**GIVEN PROBLEM**
Only a number is required: how many lines of the material contain the word "term"?
──────── THE RECORDS
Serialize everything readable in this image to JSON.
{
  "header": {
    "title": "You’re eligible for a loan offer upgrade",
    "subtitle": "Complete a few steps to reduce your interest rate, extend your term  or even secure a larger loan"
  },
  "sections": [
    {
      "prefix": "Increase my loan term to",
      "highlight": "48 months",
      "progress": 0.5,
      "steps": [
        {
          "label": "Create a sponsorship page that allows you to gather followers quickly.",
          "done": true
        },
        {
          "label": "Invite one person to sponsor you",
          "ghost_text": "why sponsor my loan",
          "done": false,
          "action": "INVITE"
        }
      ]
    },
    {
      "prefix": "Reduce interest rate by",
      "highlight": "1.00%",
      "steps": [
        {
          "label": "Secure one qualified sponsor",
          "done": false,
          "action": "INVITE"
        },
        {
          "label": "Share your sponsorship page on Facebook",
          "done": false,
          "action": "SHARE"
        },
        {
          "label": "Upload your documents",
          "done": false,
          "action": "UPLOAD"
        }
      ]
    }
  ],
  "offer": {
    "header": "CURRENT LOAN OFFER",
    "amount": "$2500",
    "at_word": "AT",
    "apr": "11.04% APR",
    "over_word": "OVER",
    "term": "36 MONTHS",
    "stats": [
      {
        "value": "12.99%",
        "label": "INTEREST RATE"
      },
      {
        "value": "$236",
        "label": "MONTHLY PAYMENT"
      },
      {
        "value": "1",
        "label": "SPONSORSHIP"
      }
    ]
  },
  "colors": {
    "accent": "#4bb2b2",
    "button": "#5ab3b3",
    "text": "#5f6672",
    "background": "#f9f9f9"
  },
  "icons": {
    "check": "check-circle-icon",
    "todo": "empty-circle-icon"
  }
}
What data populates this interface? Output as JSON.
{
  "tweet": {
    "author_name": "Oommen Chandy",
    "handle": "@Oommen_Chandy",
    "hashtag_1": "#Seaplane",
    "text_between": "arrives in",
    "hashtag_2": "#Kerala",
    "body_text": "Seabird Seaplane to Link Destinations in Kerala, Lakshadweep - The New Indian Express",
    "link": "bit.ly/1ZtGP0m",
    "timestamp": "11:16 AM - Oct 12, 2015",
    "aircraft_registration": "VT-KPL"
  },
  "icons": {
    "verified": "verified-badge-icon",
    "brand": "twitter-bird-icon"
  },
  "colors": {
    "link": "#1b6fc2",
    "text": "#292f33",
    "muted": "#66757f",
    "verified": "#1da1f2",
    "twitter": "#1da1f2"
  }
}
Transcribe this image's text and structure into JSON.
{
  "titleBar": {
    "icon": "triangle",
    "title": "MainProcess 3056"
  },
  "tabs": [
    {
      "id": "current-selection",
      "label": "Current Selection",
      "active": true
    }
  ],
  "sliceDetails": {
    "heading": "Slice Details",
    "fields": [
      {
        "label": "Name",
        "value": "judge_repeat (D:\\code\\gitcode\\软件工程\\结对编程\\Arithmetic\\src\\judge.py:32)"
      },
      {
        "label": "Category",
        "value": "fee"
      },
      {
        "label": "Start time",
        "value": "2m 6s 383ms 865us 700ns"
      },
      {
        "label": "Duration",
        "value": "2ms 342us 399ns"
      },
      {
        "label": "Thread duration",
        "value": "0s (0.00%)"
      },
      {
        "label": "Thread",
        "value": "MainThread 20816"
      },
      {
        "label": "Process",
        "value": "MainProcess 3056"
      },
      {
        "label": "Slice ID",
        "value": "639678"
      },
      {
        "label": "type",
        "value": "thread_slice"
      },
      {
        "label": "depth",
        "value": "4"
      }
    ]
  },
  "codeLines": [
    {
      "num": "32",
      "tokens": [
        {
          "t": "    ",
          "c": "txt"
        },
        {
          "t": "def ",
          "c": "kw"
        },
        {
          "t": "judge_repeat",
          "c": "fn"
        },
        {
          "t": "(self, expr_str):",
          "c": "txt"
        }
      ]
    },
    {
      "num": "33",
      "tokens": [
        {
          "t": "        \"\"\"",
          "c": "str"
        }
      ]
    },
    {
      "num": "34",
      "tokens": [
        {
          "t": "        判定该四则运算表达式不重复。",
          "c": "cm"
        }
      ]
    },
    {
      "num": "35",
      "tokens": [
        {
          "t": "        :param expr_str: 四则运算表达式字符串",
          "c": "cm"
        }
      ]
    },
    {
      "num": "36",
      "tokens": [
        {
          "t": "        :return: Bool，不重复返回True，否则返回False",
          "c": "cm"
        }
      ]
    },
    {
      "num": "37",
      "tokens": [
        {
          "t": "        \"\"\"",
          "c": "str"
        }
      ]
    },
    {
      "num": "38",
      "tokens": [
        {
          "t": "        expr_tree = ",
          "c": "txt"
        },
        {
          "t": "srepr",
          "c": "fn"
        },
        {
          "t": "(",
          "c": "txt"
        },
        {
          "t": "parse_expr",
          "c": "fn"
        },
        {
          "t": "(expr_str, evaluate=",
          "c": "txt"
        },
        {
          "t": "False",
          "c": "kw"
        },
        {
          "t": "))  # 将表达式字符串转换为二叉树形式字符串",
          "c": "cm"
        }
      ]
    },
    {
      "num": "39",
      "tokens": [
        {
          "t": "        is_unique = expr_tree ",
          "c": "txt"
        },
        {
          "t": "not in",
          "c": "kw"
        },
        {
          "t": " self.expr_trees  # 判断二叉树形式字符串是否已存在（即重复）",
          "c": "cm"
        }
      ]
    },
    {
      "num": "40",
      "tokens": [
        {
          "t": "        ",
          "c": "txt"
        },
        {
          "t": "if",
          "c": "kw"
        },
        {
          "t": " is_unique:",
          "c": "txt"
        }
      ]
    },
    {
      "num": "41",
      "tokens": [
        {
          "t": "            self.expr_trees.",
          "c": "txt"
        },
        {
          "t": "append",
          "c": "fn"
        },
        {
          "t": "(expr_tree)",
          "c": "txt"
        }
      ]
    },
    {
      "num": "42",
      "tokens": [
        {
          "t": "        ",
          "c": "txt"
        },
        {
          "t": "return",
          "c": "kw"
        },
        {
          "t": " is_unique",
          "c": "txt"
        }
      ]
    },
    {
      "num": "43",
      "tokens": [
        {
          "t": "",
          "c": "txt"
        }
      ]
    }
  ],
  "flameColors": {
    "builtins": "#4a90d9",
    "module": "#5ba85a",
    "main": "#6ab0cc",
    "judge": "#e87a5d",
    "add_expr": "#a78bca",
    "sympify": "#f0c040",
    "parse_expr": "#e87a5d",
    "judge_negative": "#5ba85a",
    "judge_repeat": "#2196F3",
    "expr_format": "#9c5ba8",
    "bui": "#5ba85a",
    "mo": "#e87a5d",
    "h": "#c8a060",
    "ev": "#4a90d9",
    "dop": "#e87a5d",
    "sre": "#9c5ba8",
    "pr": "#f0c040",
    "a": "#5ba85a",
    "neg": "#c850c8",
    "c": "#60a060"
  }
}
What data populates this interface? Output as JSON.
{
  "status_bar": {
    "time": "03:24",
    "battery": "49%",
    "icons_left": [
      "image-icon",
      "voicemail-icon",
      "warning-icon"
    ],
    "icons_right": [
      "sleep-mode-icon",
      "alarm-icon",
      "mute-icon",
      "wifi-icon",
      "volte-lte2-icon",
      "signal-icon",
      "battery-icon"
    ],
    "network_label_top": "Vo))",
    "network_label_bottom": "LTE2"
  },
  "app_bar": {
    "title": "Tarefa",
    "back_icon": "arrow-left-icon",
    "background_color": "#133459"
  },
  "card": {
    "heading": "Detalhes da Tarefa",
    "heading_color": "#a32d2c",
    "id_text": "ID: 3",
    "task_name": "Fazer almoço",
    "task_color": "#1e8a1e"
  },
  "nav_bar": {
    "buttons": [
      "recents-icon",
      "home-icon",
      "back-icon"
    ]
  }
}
────────────────
**SOLUTION TO THE PROBLEM**
3